SET TASK
Write each line exactly, from the line that holds "Convert this document image to plain text." through the final line of the material, and no other line.

DATASET
------------------------------------------------------------------------

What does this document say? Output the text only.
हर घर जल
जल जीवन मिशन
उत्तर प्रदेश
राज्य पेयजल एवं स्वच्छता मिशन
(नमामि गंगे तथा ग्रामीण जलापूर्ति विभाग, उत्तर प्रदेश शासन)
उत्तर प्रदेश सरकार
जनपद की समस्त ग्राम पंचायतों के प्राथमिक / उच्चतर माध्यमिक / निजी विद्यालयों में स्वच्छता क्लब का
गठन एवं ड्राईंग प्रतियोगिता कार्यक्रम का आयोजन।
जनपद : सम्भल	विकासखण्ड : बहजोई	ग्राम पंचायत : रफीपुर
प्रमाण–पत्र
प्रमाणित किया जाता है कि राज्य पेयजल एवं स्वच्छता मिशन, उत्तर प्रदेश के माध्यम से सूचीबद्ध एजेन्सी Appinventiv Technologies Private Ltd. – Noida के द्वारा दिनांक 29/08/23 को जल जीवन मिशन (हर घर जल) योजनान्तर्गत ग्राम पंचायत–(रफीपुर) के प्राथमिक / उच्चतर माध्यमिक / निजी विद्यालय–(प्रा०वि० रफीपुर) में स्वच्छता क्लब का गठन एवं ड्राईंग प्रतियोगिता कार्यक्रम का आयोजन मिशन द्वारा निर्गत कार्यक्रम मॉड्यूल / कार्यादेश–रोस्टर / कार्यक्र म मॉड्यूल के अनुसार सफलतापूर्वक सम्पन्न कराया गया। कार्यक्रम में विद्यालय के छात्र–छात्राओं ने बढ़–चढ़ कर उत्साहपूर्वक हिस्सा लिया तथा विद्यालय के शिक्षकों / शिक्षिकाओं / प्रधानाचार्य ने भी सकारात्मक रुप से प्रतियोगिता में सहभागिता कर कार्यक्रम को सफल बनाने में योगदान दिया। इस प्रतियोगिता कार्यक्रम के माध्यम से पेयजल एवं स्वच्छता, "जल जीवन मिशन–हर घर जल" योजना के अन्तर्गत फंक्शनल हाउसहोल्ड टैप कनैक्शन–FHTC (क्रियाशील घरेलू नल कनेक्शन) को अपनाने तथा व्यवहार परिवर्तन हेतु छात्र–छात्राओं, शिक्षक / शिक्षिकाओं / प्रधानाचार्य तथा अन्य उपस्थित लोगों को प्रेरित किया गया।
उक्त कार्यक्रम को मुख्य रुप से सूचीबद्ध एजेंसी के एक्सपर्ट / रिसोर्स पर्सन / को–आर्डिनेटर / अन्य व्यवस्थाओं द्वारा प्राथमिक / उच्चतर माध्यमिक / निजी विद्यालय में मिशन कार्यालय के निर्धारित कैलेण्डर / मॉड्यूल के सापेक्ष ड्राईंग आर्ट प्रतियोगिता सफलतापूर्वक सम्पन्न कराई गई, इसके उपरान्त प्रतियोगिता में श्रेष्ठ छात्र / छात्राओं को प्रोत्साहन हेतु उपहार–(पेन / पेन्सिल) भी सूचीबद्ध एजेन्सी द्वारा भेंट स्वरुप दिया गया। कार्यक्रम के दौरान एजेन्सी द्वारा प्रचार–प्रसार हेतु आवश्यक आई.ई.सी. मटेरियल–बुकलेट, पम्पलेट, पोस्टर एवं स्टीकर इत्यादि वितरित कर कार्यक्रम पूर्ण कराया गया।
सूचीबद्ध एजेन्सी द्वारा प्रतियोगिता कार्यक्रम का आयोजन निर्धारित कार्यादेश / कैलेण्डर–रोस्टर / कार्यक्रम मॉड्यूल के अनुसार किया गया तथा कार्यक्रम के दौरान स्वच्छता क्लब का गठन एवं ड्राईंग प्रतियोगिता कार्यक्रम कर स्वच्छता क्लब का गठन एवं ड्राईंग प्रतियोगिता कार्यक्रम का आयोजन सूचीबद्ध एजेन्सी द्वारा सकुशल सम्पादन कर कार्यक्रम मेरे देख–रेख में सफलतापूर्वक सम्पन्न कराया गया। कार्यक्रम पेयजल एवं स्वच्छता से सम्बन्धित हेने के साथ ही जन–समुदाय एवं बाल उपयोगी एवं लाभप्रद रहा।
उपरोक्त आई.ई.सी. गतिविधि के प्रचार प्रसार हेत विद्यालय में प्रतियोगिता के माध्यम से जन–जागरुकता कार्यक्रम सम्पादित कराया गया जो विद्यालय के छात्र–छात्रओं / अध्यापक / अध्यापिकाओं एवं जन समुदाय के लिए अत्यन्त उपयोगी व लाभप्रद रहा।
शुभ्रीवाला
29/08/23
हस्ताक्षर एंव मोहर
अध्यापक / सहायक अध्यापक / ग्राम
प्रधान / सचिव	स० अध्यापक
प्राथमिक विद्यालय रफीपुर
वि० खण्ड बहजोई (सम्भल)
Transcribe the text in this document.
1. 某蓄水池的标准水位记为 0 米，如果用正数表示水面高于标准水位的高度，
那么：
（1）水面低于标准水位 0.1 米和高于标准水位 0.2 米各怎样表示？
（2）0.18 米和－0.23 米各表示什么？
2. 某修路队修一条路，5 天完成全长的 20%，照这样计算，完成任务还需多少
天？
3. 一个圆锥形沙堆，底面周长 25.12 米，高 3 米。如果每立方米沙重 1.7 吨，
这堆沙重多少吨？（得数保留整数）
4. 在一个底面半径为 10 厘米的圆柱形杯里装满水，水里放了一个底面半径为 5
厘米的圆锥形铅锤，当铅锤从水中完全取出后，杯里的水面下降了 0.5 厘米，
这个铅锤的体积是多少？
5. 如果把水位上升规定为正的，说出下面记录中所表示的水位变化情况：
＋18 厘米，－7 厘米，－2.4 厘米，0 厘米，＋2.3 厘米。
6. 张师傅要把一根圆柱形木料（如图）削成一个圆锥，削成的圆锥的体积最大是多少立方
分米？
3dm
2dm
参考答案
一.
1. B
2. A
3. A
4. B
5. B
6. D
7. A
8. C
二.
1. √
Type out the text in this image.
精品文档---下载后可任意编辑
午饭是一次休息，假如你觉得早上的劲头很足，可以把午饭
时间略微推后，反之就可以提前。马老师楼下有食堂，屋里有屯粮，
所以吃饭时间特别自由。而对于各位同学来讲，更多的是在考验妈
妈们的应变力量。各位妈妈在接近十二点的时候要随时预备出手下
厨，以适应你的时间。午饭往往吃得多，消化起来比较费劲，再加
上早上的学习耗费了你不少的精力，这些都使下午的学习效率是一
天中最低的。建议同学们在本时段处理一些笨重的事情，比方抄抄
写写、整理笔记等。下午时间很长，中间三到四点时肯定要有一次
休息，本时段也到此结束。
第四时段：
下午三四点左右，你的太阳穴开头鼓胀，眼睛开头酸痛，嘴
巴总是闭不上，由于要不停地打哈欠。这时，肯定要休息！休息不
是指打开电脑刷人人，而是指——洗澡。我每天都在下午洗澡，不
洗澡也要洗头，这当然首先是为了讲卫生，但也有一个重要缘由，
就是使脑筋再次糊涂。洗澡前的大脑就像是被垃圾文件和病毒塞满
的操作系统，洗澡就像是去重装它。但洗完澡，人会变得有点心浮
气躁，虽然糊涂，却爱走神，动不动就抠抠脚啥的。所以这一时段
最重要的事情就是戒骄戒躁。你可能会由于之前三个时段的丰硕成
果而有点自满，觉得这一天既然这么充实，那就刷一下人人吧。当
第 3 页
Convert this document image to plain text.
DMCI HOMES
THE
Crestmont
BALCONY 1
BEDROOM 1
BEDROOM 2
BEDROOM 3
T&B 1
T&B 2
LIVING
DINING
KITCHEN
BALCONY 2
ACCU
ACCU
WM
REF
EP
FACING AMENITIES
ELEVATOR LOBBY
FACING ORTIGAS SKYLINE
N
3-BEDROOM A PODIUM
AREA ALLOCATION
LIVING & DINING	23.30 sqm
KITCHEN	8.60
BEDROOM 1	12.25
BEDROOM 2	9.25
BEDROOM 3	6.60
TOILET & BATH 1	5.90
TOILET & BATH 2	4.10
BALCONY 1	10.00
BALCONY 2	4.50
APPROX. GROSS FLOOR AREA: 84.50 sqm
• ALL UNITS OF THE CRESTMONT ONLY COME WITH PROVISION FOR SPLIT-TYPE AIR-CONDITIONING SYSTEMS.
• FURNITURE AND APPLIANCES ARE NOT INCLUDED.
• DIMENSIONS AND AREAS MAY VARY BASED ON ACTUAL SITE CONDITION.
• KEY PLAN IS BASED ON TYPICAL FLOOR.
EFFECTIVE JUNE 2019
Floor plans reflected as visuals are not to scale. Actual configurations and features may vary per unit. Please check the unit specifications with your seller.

------------------------------------------------------------------------

ANSWER TO THIS TASK
Convert this document image to plain text.
DMCI HOMES
THE
Crestmont
BALCONY 1
BEDROOM 1
BEDROOM 2
BEDROOM 3
T&B 1
T&B 2
LIVING
DINING
KITCHEN
BALCONY 2
ACCU
ACCU
WM
REF
EP
FACING AMENITIES
ELEVATOR LOBBY
FACING ORTIGAS SKYLINE
N
3-BEDROOM A PODIUM
AREA ALLOCATION
LIVING & DINING	23.30 sqm
KITCHEN	8.60
BEDROOM 1	12.25
BEDROOM 2	9.25
BEDROOM 3	6.60
TOILET & BATH 1	5.90
TOILET & BATH 2	4.10
BALCONY 1	10.00
BALCONY 2	4.50
APPROX. GROSS FLOOR AREA: 84.50 sqm
• ALL UNITS OF THE CRESTMONT ONLY COME WITH PROVISION FOR SPLIT-TYPE AIR-CONDITIONING SYSTEMS.
• FURNITURE AND APPLIANCES ARE NOT INCLUDED.
• DIMENSIONS AND AREAS MAY VARY BASED ON ACTUAL SITE CONDITION.
• KEY PLAN IS BASED ON TYPICAL FLOOR.
EFFECTIVE JUNE 2019
Floor plans reflected as visuals are not to scale. Actual configurations and features may vary per unit. Please check the unit specifications with your seller.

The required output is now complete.